Pick out every line in the data below that holds "values".

## START

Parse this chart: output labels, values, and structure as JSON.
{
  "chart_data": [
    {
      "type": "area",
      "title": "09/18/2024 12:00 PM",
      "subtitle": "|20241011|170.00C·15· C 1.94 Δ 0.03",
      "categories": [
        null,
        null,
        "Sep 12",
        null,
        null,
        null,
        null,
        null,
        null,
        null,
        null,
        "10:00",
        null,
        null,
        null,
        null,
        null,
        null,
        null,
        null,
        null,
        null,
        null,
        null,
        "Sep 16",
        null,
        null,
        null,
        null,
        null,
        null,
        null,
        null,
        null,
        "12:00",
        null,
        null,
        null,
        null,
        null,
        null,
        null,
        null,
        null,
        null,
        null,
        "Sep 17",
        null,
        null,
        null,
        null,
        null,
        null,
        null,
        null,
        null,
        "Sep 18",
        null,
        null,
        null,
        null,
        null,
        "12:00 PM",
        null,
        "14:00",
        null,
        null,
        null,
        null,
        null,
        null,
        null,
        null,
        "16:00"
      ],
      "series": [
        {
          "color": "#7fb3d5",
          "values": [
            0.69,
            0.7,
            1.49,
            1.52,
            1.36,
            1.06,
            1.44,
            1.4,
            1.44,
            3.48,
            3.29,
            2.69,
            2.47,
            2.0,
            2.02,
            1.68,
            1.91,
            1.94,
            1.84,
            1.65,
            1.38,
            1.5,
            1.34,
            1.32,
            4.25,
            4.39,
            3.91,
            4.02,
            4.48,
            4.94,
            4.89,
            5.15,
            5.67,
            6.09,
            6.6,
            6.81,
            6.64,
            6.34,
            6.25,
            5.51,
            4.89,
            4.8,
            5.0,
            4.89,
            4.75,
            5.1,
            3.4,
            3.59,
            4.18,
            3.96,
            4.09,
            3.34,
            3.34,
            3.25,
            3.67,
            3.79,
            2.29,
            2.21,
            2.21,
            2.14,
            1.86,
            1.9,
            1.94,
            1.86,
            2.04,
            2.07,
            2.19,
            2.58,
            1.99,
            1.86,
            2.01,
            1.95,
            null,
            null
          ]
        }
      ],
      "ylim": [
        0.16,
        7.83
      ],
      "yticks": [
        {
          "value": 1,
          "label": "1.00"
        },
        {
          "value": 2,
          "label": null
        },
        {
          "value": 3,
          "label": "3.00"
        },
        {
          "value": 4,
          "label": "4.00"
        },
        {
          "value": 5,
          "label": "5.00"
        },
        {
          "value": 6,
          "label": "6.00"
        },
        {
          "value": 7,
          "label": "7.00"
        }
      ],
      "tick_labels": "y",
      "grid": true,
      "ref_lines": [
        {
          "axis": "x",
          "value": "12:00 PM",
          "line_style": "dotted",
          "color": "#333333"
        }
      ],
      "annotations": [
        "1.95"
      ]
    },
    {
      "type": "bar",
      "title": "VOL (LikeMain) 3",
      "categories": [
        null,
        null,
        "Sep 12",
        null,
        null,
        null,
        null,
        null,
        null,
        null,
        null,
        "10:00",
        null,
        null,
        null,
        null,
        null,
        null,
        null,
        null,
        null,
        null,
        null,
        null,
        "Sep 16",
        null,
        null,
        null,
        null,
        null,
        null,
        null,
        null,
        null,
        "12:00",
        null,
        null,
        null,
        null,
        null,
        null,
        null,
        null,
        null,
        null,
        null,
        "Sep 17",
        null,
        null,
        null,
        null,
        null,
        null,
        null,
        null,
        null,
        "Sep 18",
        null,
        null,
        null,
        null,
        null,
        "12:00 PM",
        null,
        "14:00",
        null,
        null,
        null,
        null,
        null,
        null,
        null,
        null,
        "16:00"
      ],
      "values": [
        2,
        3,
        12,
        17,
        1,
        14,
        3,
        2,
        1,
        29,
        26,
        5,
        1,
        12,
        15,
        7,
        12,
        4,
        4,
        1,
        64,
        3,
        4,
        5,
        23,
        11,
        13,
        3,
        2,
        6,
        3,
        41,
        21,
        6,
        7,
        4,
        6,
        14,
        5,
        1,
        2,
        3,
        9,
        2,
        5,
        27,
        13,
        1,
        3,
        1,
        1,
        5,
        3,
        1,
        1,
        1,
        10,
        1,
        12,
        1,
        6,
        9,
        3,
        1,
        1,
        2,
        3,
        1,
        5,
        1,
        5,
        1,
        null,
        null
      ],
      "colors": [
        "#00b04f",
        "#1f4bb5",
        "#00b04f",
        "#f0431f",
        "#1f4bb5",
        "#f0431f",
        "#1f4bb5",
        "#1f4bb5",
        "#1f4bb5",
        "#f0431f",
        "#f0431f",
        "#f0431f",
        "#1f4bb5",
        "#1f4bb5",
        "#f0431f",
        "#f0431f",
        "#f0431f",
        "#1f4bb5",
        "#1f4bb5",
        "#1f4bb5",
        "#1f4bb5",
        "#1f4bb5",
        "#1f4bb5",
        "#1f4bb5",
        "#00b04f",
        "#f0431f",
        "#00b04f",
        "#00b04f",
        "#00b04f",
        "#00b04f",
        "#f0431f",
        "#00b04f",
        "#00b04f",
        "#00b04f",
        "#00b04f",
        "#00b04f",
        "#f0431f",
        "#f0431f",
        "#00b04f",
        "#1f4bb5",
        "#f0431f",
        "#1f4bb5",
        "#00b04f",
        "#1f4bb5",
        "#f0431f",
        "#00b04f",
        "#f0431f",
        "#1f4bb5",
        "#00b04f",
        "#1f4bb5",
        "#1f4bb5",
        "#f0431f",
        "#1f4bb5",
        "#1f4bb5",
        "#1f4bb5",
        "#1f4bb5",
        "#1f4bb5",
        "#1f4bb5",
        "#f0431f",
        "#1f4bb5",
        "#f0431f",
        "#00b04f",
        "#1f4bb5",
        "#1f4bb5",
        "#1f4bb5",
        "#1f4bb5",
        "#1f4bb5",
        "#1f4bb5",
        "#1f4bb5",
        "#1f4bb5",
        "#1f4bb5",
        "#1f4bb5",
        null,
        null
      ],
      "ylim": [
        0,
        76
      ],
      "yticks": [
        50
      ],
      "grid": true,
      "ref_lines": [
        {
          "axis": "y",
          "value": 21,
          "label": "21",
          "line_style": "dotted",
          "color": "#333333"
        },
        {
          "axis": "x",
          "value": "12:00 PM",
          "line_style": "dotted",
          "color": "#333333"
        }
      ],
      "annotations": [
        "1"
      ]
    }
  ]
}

## END

**Task response**.
Parse this chart: output labels, values, and structure as JSON.
          "values": [
      "values": [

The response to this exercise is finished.